THE TASK:
Scan the records below for the word "name" and give only the number of lines that hold it.

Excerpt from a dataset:
%%

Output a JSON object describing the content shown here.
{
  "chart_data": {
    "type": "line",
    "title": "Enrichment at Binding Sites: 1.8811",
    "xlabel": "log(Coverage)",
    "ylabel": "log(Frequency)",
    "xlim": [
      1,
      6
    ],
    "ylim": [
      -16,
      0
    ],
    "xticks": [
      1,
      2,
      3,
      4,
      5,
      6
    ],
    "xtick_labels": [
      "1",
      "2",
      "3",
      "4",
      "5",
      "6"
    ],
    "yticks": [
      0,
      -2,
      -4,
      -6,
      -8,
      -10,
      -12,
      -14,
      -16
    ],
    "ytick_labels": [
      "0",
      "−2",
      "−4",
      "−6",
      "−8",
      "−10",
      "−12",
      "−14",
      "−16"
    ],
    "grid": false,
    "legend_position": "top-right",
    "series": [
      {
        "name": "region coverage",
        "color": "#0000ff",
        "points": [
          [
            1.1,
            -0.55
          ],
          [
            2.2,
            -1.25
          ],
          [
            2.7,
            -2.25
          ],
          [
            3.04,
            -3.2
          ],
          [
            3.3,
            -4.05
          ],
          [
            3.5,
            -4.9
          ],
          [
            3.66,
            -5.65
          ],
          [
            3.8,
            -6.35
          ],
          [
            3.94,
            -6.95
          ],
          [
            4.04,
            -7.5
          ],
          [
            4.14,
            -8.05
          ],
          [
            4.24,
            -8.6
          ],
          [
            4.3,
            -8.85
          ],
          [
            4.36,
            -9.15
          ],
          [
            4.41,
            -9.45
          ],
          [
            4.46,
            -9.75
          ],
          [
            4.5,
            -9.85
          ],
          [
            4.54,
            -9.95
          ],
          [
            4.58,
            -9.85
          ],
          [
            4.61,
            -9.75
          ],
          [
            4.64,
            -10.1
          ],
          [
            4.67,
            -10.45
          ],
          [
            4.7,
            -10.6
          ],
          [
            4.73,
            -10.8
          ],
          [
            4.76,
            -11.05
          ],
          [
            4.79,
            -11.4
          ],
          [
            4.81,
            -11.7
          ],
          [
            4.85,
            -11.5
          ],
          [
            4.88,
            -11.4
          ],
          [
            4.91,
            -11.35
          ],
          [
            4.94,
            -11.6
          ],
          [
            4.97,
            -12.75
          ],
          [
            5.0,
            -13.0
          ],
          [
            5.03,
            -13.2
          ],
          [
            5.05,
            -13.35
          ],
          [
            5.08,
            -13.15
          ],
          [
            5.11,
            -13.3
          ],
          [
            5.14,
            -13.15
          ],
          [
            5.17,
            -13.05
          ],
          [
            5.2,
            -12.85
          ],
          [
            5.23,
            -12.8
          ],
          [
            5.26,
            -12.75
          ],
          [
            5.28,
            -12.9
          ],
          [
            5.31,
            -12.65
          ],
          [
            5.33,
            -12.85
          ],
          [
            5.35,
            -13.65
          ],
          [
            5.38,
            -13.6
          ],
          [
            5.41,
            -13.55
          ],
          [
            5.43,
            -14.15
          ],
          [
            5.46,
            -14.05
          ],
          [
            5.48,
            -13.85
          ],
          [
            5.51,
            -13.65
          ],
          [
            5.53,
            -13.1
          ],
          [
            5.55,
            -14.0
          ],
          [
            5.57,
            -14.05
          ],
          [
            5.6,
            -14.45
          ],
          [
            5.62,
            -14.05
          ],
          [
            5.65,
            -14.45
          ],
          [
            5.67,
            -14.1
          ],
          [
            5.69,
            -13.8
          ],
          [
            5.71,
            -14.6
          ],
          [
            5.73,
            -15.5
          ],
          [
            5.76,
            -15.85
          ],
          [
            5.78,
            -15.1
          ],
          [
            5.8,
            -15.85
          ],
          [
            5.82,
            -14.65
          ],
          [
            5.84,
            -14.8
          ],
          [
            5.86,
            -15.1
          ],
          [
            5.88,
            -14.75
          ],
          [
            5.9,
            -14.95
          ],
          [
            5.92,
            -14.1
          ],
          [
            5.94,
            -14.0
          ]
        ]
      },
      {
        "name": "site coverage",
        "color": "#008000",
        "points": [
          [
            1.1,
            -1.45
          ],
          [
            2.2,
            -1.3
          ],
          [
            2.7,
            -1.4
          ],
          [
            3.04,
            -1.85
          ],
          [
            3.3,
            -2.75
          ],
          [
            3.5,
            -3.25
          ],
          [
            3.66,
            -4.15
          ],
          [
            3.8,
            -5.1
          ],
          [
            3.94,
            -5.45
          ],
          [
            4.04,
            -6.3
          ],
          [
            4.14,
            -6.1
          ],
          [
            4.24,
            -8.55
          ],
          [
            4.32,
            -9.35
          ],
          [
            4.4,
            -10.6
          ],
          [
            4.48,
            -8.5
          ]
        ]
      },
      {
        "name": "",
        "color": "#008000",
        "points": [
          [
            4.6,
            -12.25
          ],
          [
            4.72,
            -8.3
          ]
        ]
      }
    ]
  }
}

%%

SOLUTION FOR THIS TASK:
3